## BEGIN Supplied entries
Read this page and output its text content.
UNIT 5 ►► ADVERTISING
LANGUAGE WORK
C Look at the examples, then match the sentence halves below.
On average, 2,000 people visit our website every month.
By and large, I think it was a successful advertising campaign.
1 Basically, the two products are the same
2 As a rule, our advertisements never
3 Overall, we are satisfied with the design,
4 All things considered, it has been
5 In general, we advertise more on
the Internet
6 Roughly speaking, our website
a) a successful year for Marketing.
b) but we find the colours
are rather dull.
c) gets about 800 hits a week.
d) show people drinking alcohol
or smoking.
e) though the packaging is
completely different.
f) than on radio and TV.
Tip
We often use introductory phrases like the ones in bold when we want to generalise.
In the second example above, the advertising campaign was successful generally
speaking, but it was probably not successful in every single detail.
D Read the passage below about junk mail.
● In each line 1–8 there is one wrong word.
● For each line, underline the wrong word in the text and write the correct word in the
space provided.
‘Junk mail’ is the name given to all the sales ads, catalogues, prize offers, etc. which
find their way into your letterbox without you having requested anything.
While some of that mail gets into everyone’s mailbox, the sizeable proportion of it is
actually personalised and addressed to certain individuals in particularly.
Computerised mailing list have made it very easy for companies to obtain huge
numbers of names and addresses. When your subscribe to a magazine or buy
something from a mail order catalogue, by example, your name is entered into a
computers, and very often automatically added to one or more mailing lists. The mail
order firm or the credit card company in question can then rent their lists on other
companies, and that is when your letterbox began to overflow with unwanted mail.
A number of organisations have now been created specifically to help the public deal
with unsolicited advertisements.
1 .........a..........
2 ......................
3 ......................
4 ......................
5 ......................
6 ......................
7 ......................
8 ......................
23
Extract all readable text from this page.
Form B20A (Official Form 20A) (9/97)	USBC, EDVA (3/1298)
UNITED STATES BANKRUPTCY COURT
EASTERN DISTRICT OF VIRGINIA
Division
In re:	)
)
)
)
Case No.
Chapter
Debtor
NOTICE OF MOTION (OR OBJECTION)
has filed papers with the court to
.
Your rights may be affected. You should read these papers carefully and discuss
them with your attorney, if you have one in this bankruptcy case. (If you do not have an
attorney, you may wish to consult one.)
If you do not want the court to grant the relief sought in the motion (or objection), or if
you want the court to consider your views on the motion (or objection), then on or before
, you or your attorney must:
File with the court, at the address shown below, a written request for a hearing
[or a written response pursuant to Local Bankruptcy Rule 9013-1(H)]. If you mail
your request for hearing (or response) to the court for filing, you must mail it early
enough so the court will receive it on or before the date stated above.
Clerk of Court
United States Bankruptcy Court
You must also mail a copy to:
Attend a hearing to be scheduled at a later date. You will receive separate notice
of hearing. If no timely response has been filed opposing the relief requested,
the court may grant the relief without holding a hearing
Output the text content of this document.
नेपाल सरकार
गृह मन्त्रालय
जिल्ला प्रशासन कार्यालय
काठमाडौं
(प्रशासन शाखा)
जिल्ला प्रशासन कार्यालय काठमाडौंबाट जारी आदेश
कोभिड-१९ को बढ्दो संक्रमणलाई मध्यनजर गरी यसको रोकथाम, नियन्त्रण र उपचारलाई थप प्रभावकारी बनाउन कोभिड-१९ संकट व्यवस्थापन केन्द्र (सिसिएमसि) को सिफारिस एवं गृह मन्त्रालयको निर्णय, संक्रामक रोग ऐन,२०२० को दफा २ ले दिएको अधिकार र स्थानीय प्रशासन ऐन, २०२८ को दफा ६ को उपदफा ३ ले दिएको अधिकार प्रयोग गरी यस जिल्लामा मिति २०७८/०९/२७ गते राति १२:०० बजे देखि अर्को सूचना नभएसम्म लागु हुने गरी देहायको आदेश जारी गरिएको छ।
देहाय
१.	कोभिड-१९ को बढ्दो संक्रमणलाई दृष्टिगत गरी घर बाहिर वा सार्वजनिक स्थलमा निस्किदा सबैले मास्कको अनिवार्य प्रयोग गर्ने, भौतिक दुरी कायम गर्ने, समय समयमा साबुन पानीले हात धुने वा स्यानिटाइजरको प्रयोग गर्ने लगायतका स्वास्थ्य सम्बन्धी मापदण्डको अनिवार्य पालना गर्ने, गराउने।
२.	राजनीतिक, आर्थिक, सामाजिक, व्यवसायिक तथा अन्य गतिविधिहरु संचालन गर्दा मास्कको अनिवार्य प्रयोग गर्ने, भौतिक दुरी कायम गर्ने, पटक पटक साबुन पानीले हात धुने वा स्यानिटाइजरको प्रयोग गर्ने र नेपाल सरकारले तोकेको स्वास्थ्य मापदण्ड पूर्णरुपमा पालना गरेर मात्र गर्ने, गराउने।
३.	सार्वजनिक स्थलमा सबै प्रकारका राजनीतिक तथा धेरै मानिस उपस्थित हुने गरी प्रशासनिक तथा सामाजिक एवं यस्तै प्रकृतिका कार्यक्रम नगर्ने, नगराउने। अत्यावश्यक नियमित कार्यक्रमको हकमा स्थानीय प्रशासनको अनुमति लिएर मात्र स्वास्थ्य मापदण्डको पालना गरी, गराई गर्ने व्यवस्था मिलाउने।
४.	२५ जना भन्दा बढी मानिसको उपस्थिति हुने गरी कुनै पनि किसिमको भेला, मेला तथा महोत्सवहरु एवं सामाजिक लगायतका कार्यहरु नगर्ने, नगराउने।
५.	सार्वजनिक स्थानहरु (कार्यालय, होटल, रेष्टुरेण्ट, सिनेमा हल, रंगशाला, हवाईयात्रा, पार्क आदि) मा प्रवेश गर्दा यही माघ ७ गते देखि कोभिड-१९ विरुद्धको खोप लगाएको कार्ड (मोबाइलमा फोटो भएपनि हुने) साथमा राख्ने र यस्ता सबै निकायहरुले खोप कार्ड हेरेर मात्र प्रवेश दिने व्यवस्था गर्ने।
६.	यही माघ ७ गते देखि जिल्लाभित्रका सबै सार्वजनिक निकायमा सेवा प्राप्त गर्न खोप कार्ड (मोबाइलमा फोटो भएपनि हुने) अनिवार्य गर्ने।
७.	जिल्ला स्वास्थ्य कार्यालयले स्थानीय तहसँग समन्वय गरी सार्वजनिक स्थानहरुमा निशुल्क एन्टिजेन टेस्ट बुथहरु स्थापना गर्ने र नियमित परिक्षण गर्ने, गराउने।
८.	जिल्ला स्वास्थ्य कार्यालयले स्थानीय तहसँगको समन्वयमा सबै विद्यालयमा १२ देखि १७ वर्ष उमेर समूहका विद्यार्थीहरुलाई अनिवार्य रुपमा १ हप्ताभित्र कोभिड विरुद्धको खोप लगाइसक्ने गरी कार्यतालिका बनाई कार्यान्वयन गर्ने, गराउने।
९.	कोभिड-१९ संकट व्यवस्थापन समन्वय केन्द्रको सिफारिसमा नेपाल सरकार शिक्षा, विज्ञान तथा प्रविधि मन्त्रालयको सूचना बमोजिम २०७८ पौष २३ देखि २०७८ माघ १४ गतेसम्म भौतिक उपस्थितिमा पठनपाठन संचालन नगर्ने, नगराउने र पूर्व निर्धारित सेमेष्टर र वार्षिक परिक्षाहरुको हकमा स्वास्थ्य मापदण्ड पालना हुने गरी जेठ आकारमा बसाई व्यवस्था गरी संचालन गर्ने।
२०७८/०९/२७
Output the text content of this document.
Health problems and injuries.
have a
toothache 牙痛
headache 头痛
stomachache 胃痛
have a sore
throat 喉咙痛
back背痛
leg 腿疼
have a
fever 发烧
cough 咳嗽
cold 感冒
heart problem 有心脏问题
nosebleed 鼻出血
## END Supplied entries
#### [Directions]
Write out every line of the records exactly.

#### [Task result]
Read this page and output its text content.
UNIT 5 ►► ADVERTISING
LANGUAGE WORK
C Look at the examples, then match the sentence halves below.
On average, 2,000 people visit our website every month.
By and large, I think it was a successful advertising campaign.
1 Basically, the two products are the same
2 As a rule, our advertisements never
3 Overall, we are satisfied with the design,
4 All things considered, it has been
5 In general, we advertise more on
the Internet
6 Roughly speaking, our website
a) a successful year for Marketing.
b) but we find the colours
are rather dull.
c) gets about 800 hits a week.
d) show people drinking alcohol
or smoking.
e) though the packaging is
completely different.
f) than on radio and TV.
Tip
We often use introductory phrases like the ones in bold when we want to generalise.
In the second example above, the advertising campaign was successful generally
speaking, but it was probably not successful in every single detail.
D Read the passage below about junk mail.
● In each line 1–8 there is one wrong word.
● For each line, underline the wrong word in the text and write the correct word in the
space provided.
‘Junk mail’ is the name given to all the sales ads, catalogues, prize offers, etc. which
find their way into your letterbox without you having requested anything.
While some of that mail gets into everyone’s mailbox, the sizeable proportion of it is
actually personalised and addressed to certain individuals in particularly.
Computerised mailing list have made it very easy for companies to obtain huge
numbers of names and addresses. When your subscribe to a magazine or buy
something from a mail order catalogue, by example, your name is entered into a
computers, and very often automatically added to one or more mailing lists. The mail
order firm or the credit card company in question can then rent their lists on other
companies, and that is when your letterbox began to overflow with unwanted mail.
A number of organisations have now been created specifically to help the public deal
with unsolicited advertisements.
1 .........a..........
2 ......................
3 ......................
4 ......................
5 ......................
6 ......................
7 ......................
8 ......................
23
Extract all readable text from this page.
Form B20A (Official Form 20A) (9/97)	USBC, EDVA (3/1298)
UNITED STATES BANKRUPTCY COURT
EASTERN DISTRICT OF VIRGINIA
Division
In re:	)
)
)
)
Case No.
Chapter
Debtor
NOTICE OF MOTION (OR OBJECTION)
has filed papers with the court to
.
Your rights may be affected. You should read these papers carefully and discuss
them with your attorney, if you have one in this bankruptcy case. (If you do not have an
attorney, you may wish to consult one.)
If you do not want the court to grant the relief sought in the motion (or objection), or if
you want the court to consider your views on the motion (or objection), then on or before
, you or your attorney must:
File with the court, at the address shown below, a written request for a hearing
[or a written response pursuant to Local Bankruptcy Rule 9013-1(H)]. If you mail
your request for hearing (or response) to the court for filing, you must mail it early
enough so the court will receive it on or before the date stated above.
Clerk of Court
United States Bankruptcy Court
You must also mail a copy to:
Attend a hearing to be scheduled at a later date. You will receive separate notice
of hearing. If no timely response has been filed opposing the relief requested,
the court may grant the relief without holding a hearing
Output the text content of this document.
नेपाल सरकार
गृह मन्त्रालय
जिल्ला प्रशासन कार्यालय
काठमाडौं
(प्रशासन शाखा)
जिल्ला प्रशासन कार्यालय काठमाडौंबाट जारी आदेश
कोभिड-१९ को बढ्दो संक्रमणलाई मध्यनजर गरी यसको रोकथाम, नियन्त्रण र उपचारलाई थप प्रभावकारी बनाउन कोभिड-१९ संकट व्यवस्थापन केन्द्र (सिसिएमसि) को सिफारिस एवं गृह मन्त्रालयको निर्णय, संक्रामक रोग ऐन,२०२० को दफा २ ले दिएको अधिकार र स्थानीय प्रशासन ऐन, २०२८ को दफा ६ को उपदफा ३ ले दिएको अधिकार प्रयोग गरी यस जिल्लामा मिति २०७८/०९/२७ गते राति १२:०० बजे देखि अर्को सूचना नभएसम्म लागु हुने गरी देहायको आदेश जारी गरिएको छ।
देहाय
१.	कोभिड-१९ को बढ्दो संक्रमणलाई दृष्टिगत गरी घर बाहिर वा सार्वजनिक स्थलमा निस्किदा सबैले मास्कको अनिवार्य प्रयोग गर्ने, भौतिक दुरी कायम गर्ने, समय समयमा साबुन पानीले हात धुने वा स्यानिटाइजरको प्रयोग गर्ने लगायतका स्वास्थ्य सम्बन्धी मापदण्डको अनिवार्य पालना गर्ने, गराउने।
२.	राजनीतिक, आर्थिक, सामाजिक, व्यवसायिक तथा अन्य गतिविधिहरु संचालन गर्दा मास्कको अनिवार्य प्रयोग गर्ने, भौतिक दुरी कायम गर्ने, पटक पटक साबुन पानीले हात धुने वा स्यानिटाइजरको प्रयोग गर्ने र नेपाल सरकारले तोकेको स्वास्थ्य मापदण्ड पूर्णरुपमा पालना गरेर मात्र गर्ने, गराउने।
३.	सार्वजनिक स्थलमा सबै प्रकारका राजनीतिक तथा धेरै मानिस उपस्थित हुने गरी प्रशासनिक तथा सामाजिक एवं यस्तै प्रकृतिका कार्यक्रम नगर्ने, नगराउने। अत्यावश्यक नियमित कार्यक्रमको हकमा स्थानीय प्रशासनको अनुमति लिएर मात्र स्वास्थ्य मापदण्डको पालना गरी, गराई गर्ने व्यवस्था मिलाउने।
४.	२५ जना भन्दा बढी मानिसको उपस्थिति हुने गरी कुनै पनि किसिमको भेला, मेला तथा महोत्सवहरु एवं सामाजिक लगायतका कार्यहरु नगर्ने, नगराउने।
५.	सार्वजनिक स्थानहरु (कार्यालय, होटल, रेष्टुरेण्ट, सिनेमा हल, रंगशाला, हवाईयात्रा, पार्क आदि) मा प्रवेश गर्दा यही माघ ७ गते देखि कोभिड-१९ विरुद्धको खोप लगाएको कार्ड (मोबाइलमा फोटो भएपनि हुने) साथमा राख्ने र यस्ता सबै निकायहरुले खोप कार्ड हेरेर मात्र प्रवेश दिने व्यवस्था गर्ने।
६.	यही माघ ७ गते देखि जिल्लाभित्रका सबै सार्वजनिक निकायमा सेवा प्राप्त गर्न खोप कार्ड (मोबाइलमा फोटो भएपनि हुने) अनिवार्य गर्ने।
७.	जिल्ला स्वास्थ्य कार्यालयले स्थानीय तहसँग समन्वय गरी सार्वजनिक स्थानहरुमा निशुल्क एन्टिजेन टेस्ट बुथहरु स्थापना गर्ने र नियमित परिक्षण गर्ने, गराउने।
८.	जिल्ला स्वास्थ्य कार्यालयले स्थानीय तहसँगको समन्वयमा सबै विद्यालयमा १२ देखि १७ वर्ष उमेर समूहका विद्यार्थीहरुलाई अनिवार्य रुपमा १ हप्ताभित्र कोभिड विरुद्धको खोप लगाइसक्ने गरी कार्यतालिका बनाई कार्यान्वयन गर्ने, गराउने।
९.	कोभिड-१९ संकट व्यवस्थापन समन्वय केन्द्रको सिफारिसमा नेपाल सरकार शिक्षा, विज्ञान तथा प्रविधि मन्त्रालयको सूचना बमोजिम २०७८ पौष २३ देखि २०७८ माघ १४ गतेसम्म भौतिक उपस्थितिमा पठनपाठन संचालन नगर्ने, नगराउने र पूर्व निर्धारित सेमेष्टर र वार्षिक परिक्षाहरुको हकमा स्वास्थ्य मापदण्ड पालना हुने गरी जेठ आकारमा बसाई व्यवस्था गरी संचालन गर्ने।
२०७८/०९/२७
Output the text content of this document.
Health problems and injuries.
have a
toothache 牙痛
headache 头痛
stomachache 胃痛
have a sore
throat 喉咙痛
back背痛
leg 腿疼
have a
fever 发烧
cough 咳嗽
cold 感冒
heart problem 有心脏问题
nosebleed 鼻出血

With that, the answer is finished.